-- BEGIN Information provided --

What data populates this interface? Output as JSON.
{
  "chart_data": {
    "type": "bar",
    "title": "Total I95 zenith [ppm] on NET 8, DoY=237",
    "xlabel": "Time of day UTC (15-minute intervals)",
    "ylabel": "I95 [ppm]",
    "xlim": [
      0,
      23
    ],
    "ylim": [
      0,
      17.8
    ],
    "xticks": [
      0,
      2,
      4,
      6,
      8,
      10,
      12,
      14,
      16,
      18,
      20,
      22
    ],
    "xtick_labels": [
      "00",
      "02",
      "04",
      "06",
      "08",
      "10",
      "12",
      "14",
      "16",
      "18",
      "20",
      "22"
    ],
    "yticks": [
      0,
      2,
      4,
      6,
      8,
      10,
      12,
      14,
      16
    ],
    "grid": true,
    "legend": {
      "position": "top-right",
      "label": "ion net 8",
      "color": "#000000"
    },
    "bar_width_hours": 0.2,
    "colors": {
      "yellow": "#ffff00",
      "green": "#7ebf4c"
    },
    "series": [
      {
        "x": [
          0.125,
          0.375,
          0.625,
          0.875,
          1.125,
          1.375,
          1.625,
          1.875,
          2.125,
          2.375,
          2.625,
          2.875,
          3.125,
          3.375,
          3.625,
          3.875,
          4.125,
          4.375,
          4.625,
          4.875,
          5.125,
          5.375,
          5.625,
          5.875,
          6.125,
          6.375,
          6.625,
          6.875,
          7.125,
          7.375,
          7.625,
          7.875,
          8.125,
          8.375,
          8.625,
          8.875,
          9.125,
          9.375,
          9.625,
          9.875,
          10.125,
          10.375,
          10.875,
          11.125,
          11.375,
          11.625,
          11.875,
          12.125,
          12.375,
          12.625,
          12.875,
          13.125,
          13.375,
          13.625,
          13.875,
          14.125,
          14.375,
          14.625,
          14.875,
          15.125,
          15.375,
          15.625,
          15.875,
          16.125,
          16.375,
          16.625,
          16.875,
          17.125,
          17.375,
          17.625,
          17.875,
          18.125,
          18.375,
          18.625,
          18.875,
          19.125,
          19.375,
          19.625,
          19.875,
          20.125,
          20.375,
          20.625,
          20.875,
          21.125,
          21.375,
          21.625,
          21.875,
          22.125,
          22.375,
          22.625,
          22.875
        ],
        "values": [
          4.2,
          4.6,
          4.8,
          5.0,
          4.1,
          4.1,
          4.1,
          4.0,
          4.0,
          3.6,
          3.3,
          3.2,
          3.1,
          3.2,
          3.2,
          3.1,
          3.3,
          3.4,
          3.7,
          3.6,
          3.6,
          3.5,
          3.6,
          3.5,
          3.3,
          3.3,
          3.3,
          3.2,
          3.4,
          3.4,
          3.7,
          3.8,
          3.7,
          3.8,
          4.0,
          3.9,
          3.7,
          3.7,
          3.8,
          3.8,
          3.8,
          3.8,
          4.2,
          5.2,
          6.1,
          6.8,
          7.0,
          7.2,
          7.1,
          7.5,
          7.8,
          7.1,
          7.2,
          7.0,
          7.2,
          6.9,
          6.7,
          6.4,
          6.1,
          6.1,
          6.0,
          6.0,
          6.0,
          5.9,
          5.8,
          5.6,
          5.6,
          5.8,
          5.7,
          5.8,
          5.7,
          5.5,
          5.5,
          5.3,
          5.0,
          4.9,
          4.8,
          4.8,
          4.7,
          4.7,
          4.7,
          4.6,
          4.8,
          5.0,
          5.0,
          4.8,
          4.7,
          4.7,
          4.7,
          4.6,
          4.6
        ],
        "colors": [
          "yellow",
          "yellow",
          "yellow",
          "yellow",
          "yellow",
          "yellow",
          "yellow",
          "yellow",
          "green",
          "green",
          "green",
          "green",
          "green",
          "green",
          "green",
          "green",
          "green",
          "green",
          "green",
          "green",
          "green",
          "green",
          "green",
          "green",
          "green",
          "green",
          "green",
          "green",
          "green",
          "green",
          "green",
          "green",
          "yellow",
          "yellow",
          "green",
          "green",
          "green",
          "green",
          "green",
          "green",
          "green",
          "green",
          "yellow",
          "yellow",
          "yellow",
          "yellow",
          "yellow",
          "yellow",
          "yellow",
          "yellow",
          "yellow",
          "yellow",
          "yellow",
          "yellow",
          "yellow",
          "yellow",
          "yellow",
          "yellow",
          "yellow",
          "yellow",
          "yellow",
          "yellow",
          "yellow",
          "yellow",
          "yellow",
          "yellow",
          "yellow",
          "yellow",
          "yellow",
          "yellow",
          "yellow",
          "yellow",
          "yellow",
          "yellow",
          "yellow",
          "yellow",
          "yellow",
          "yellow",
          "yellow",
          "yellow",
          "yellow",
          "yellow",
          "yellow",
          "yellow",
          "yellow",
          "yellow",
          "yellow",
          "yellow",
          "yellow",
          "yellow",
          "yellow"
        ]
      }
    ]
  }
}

-- END Information provided --

**What to do**
Without leaving anything out, give the entries again exactly.

**Correct result**
What data populates this interface? Output as JSON.
{
  "chart_data": {
    "type": "bar",
    "title": "Total I95 zenith [ppm] on NET 8, DoY=237",
    "xlabel": "Time of day UTC (15-minute intervals)",
    "ylabel": "I95 [ppm]",
    "xlim": [
      0,
      23
    ],
    "ylim": [
      0,
      17.8
    ],
    "xticks": [
      0,
      2,
      4,
      6,
      8,
      10,
      12,
      14,
      16,
      18,
      20,
      22
    ],
    "xtick_labels": [
      "00",
      "02",
      "04",
      "06",
      "08",
      "10",
      "12",
      "14",
      "16",
      "18",
      "20",
      "22"
    ],
    "yticks": [
      0,
      2,
      4,
      6,
      8,
      10,
      12,
      14,
      16
    ],
    "grid": true,
    "legend": {
      "position": "top-right",
      "label": "ion net 8",
      "color": "#000000"
    },
    "bar_width_hours": 0.2,
    "colors": {
      "yellow": "#ffff00",
      "green": "#7ebf4c"
    },
    "series": [
      {
        "x": [
          0.125,
          0.375,
          0.625,
          0.875,
          1.125,
          1.375,
          1.625,
          1.875,
          2.125,
          2.375,
          2.625,
          2.875,
          3.125,
          3.375,
          3.625,
          3.875,
          4.125,
          4.375,
          4.625,
          4.875,
          5.125,
          5.375,
          5.625,
          5.875,
          6.125,
          6.375,
          6.625,
          6.875,
          7.125,
          7.375,
          7.625,
          7.875,
          8.125,
          8.375,
          8.625,
          8.875,
          9.125,
          9.375,
          9.625,
          9.875,
          10.125,
          10.375,
          10.875,
          11.125,
          11.375,
          11.625,
          11.875,
          12.125,
          12.375,
          12.625,
          12.875,
          13.125,
          13.375,
          13.625,
          13.875,
          14.125,
          14.375,
          14.625,
          14.875,
          15.125,
          15.375,
          15.625,
          15.875,
          16.125,
          16.375,
          16.625,
          16.875,
          17.125,
          17.375,
          17.625,
          17.875,
          18.125,
          18.375,
          18.625,
          18.875,
          19.125,
          19.375,
          19.625,
          19.875,
          20.125,
          20.375,
          20.625,
          20.875,
          21.125,
          21.375,
          21.625,
          21.875,
          22.125,
          22.375,
          22.625,
          22.875
        ],
        "values": [
          4.2,
          4.6,
          4.8,
          5.0,
          4.1,
          4.1,
          4.1,
          4.0,
          4.0,
          3.6,
          3.3,
          3.2,
          3.1,
          3.2,
          3.2,
          3.1,
          3.3,
          3.4,
          3.7,
          3.6,
          3.6,
          3.5,
          3.6,
          3.5,
          3.3,
          3.3,
          3.3,
          3.2,
          3.4,
          3.4,
          3.7,
          3.8,
          3.7,
          3.8,
          4.0,
          3.9,
          3.7,
          3.7,
          3.8,
          3.8,
          3.8,
          3.8,
          4.2,
          5.2,
          6.1,
          6.8,
          7.0,
          7.2,
          7.1,
          7.5,
          7.8,
          7.1,
          7.2,
          7.0,
          7.2,
          6.9,
          6.7,
          6.4,
          6.1,
          6.1,
          6.0,
          6.0,
          6.0,
          5.9,
          5.8,
          5.6,
          5.6,
          5.8,
          5.7,
          5.8,
          5.7,
          5.5,
          5.5,
          5.3,
          5.0,
          4.9,
          4.8,
          4.8,
          4.7,
          4.7,
          4.7,
          4.6,
          4.8,
          5.0,
          5.0,
          4.8,
          4.7,
          4.7,
          4.7,
          4.6,
          4.6
        ],
        "colors": [
          "yellow",
          "yellow",
          "yellow",
          "yellow",
          "yellow",
          "yellow",
          "yellow",
          "yellow",
          "green",
          "green",
          "green",
          "green",
          "green",
          "green",
          "green",
          "green",
          "green",
          "green",
          "green",
          "green",
          "green",
          "green",
          "green",
          "green",
          "green",
          "green",
          "green",
          "green",
          "green",
          "green",
          "green",
          "green",
          "yellow",
          "yellow",
          "green",
          "green",
          "green",
          "green",
          "green",
          "green",
          "green",
          "green",
          "yellow",
          "yellow",
          "yellow",
          "yellow",
          "yellow",
          "yellow",
          "yellow",
          "yellow",
          "yellow",
          "yellow",
          "yellow",
          "yellow",
          "yellow",
          "yellow",
          "yellow",
          "yellow",
          "yellow",
          "yellow",
          "yellow",
          "yellow",
          "yellow",
          "yellow",
          "yellow",
          "yellow",
          "yellow",
          "yellow",
          "yellow",
          "yellow",
          "yellow",
          "yellow",
          "yellow",
          "yellow",
          "yellow",
          "yellow",
          "yellow",
          "yellow",
          "yellow",
          "yellow",
          "yellow",
          "yellow",
          "yellow",
          "yellow",
          "yellow",
          "yellow",
          "yellow",
          "yellow",
          "yellow",
          "yellow",
          "yellow"
        ]
      }
    ]
  }
}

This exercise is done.